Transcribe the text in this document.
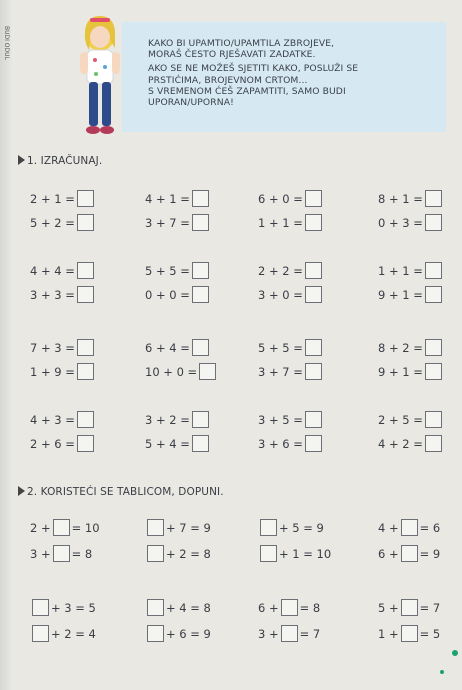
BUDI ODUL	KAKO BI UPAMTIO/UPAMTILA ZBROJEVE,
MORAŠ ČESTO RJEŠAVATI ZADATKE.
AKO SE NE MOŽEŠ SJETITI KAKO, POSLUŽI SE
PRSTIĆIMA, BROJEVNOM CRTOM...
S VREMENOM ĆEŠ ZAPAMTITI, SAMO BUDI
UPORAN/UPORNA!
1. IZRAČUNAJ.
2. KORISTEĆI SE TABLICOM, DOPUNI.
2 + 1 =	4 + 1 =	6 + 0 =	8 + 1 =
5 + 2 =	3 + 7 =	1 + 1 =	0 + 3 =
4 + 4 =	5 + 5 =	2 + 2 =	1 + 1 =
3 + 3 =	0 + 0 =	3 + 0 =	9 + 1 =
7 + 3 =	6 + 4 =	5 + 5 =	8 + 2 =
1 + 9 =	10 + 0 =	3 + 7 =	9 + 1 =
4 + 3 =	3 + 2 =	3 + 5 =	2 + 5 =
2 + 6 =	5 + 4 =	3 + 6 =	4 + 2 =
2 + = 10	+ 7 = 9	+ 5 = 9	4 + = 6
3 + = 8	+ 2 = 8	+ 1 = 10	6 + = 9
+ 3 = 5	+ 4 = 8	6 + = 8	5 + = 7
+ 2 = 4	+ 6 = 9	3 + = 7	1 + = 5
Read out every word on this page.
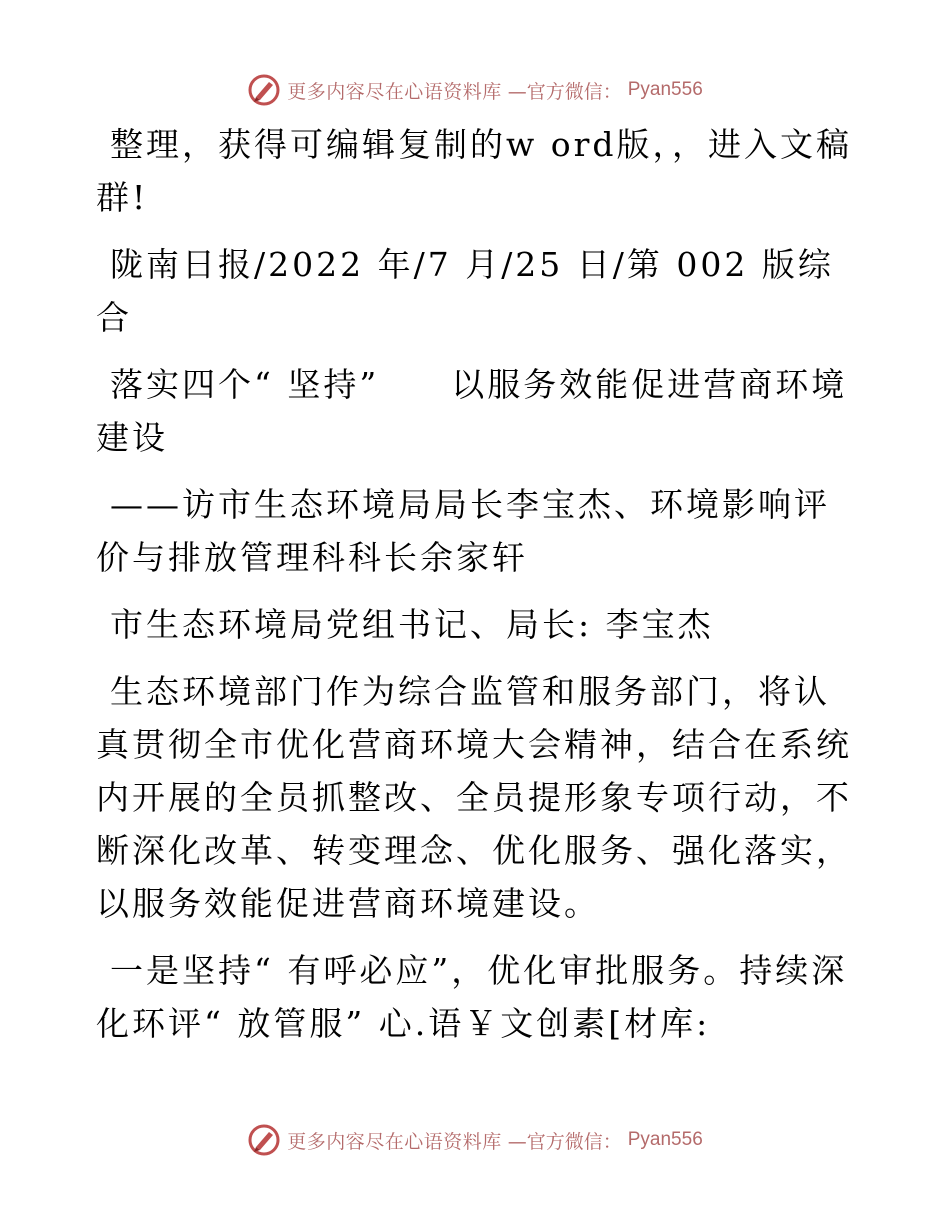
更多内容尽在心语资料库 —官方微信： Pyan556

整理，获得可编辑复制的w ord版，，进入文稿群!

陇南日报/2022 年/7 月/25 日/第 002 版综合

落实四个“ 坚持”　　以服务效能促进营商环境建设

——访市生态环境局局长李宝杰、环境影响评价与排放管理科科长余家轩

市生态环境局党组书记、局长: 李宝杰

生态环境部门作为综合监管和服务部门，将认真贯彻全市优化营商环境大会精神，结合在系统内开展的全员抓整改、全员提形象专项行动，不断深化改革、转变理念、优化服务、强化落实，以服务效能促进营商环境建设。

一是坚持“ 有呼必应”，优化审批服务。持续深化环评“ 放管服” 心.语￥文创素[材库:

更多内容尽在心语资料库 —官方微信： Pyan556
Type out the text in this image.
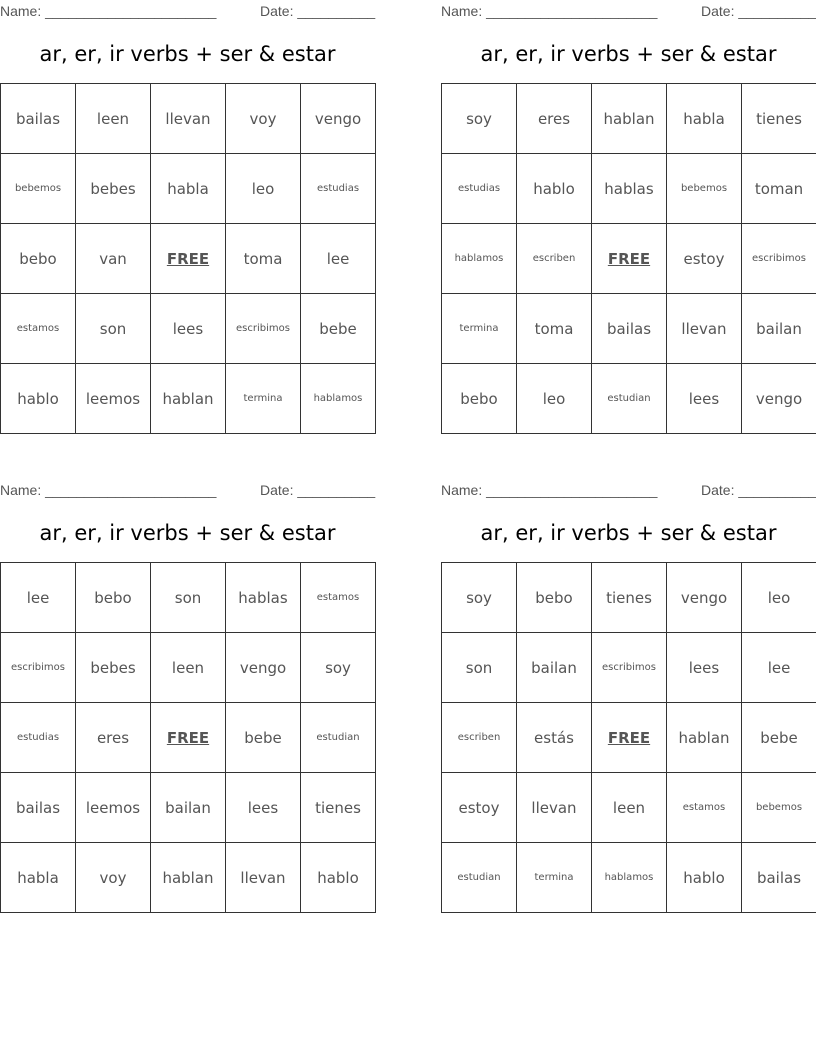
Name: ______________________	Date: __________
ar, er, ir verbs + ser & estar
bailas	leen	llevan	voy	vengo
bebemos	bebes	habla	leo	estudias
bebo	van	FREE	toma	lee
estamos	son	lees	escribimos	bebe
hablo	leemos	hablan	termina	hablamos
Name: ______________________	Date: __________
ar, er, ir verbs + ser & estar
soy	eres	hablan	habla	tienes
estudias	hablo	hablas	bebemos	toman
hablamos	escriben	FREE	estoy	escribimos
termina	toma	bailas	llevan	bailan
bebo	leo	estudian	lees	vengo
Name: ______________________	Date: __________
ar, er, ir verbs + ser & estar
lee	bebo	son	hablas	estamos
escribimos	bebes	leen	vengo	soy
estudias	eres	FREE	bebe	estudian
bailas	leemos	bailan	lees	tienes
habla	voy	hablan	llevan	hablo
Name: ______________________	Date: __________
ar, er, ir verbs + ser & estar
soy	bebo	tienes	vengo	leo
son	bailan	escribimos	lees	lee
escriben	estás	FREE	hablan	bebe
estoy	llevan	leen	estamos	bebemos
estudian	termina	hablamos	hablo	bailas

# [TASK TO CARRY OUT]
Everything from the line with "Type out the text in this image." through the final line of the records above should be written out exactly, minus the pictures.

# [RESULT FOR THIS EXERCISE]
Type out the text in this image.
Name: ______________________	Date: __________
ar, er, ir verbs + ser & estar
bailas	leen	llevan	voy	vengo
bebemos	bebes	habla	leo	estudias
bebo	van	FREE	toma	lee
estamos	son	lees	escribimos	bebe
hablo	leemos	hablan	termina	hablamos
Name: ______________________	Date: __________
ar, er, ir verbs + ser & estar
soy	eres	hablan	habla	tienes
estudias	hablo	hablas	bebemos	toman
hablamos	escriben	FREE	estoy	escribimos
termina	toma	bailas	llevan	bailan
bebo	leo	estudian	lees	vengo
Name: ______________________	Date: __________
ar, er, ir verbs + ser & estar
lee	bebo	son	hablas	estamos
escribimos	bebes	leen	vengo	soy
estudias	eres	FREE	bebe	estudian
bailas	leemos	bailan	lees	tienes
habla	voy	hablan	llevan	hablo
Name: ______________________	Date: __________
ar, er, ir verbs + ser & estar
soy	bebo	tienes	vengo	leo
son	bailan	escribimos	lees	lee
escriben	estás	FREE	hablan	bebe
estoy	llevan	leen	estamos	bebemos
estudian	termina	hablamos	hablo	bailas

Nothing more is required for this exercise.